Material for this task:
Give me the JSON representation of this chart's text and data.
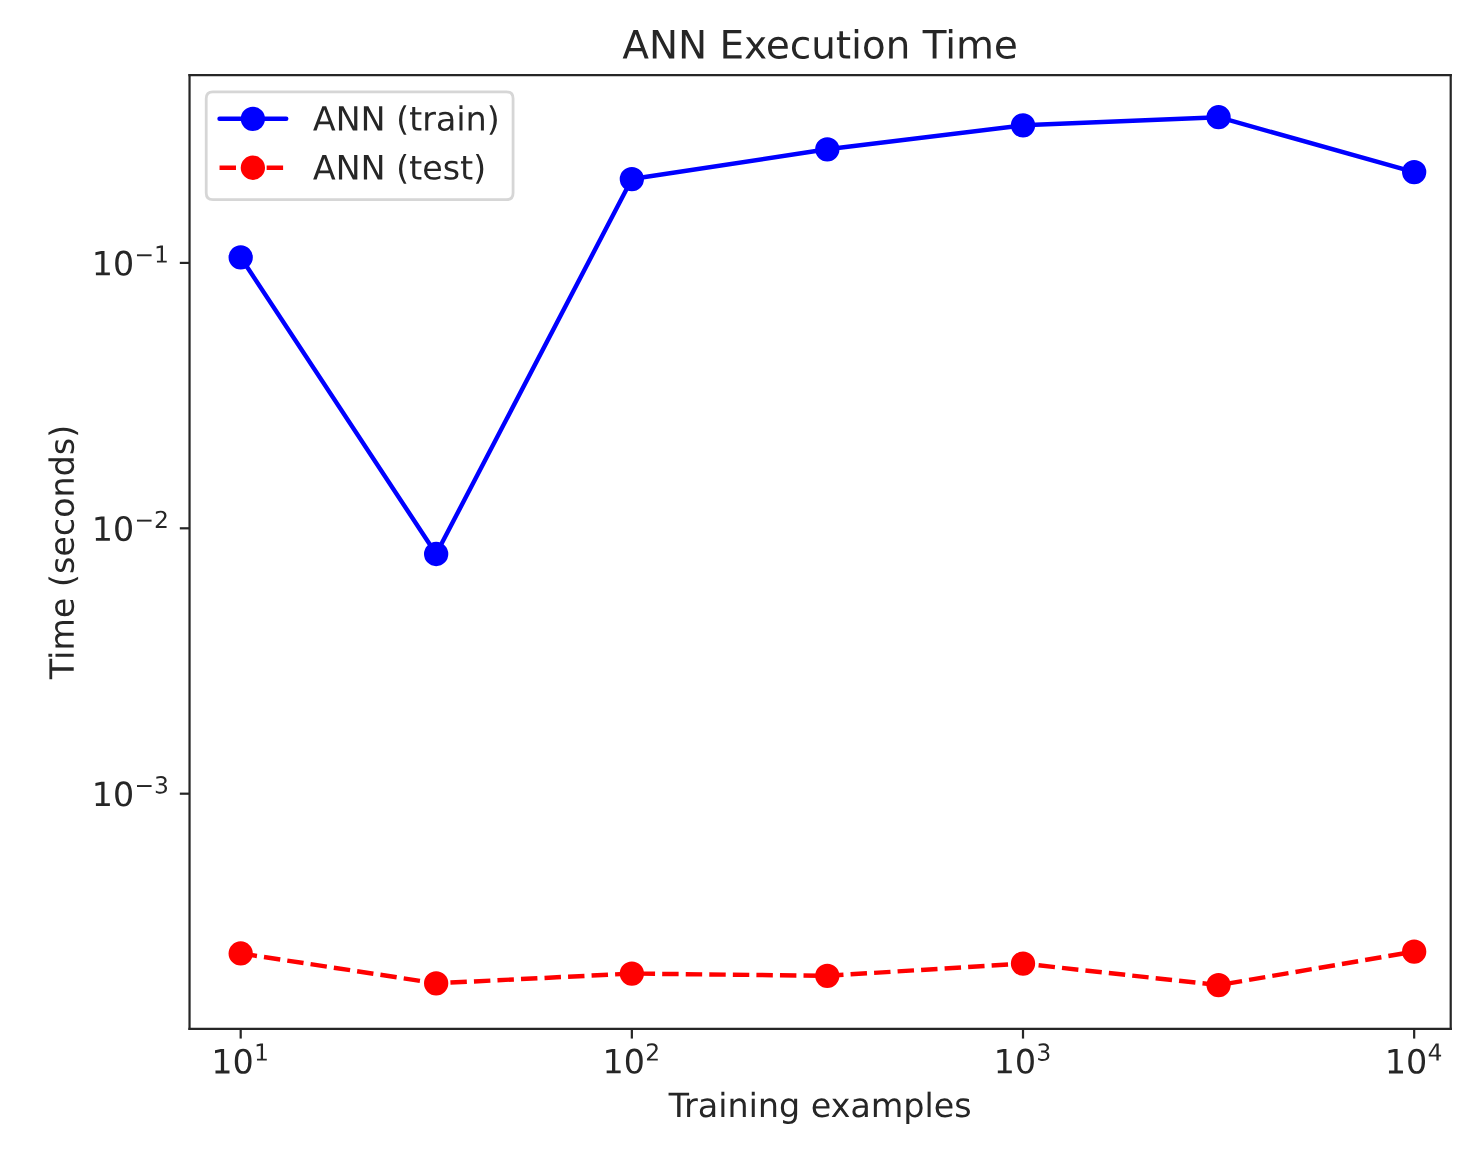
{
  "chart_data": {
    "type": "line",
    "title": "ANN Execution Time",
    "xlabel": "Training examples",
    "ylabel": "Time (seconds)",
    "x": [
      10,
      31.6,
      100,
      316,
      1000,
      3162,
      10000
    ],
    "series": [
      {
        "name": "ANN (train)",
        "color": "#0000ff",
        "line_style": "solid",
        "values": [
          0.105,
          0.008,
          0.207,
          0.268,
          0.33,
          0.354,
          0.22
        ]
      },
      {
        "name": "ANN (test)",
        "color": "#ff0000",
        "line_style": "dashed",
        "values": [
          0.00025,
          0.000193,
          0.00021,
          0.000206,
          0.000229,
          0.00019,
          0.000254
        ]
      }
    ],
    "log": "xy",
    "marker": "circle",
    "legend": "top left",
    "grid": false,
    "xlim": [
      7.4,
      12400
    ],
    "ylim": [
      0.00013,
      0.51
    ],
    "xticks": [
      {
        "value": 10,
        "label": "10$^{1}$"
      },
      {
        "value": 100,
        "label": "10$^{2}$"
      },
      {
        "value": 1000,
        "label": "10$^{3}$"
      },
      {
        "value": 10000,
        "label": "10$^{4}$"
      }
    ],
    "yticks": [
      {
        "value": 0.001,
        "label": "10$^{−3}$"
      },
      {
        "value": 0.01,
        "label": "10$^{−2}$"
      },
      {
        "value": 0.1,
        "label": "10$^{−1}$"
      }
    ]
  }
}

Written problem:
Omitting all images, print the listing exactly.

Reply to the exercise:
Give me the JSON representation of this chart's text and data.
{
  "chart_data": {
    "type": "line",
    "title": "ANN Execution Time",
    "xlabel": "Training examples",
    "ylabel": "Time (seconds)",
    "x": [
      10,
      31.6,
      100,
      316,
      1000,
      3162,
      10000
    ],
    "series": [
      {
        "name": "ANN (train)",
        "color": "#0000ff",
        "line_style": "solid",
        "values": [
          0.105,
          0.008,
          0.207,
          0.268,
          0.33,
          0.354,
          0.22
        ]
      },
      {
        "name": "ANN (test)",
        "color": "#ff0000",
        "line_style": "dashed",
        "values": [
          0.00025,
          0.000193,
          0.00021,
          0.000206,
          0.000229,
          0.00019,
          0.000254
        ]
      }
    ],
    "log": "xy",
    "marker": "circle",
    "legend": "top left",
    "grid": false,
    "xlim": [
      7.4,
      12400
    ],
    "ylim": [
      0.00013,
      0.51
    ],
    "xticks": [
      {
        "value": 10,
        "label": "10$^{1}$"
      },
      {
        "value": 100,
        "label": "10$^{2}$"
      },
      {
        "value": 1000,
        "label": "10$^{3}$"
      },
      {
        "value": 10000,
        "label": "10$^{4}$"
      }
    ],
    "yticks": [
      {
        "value": 0.001,
        "label": "10$^{−3}$"
      },
      {
        "value": 0.01,
        "label": "10$^{−2}$"
      },
      {
        "value": 0.1,
        "label": "10$^{−1}$"
      }
    ]
  }
}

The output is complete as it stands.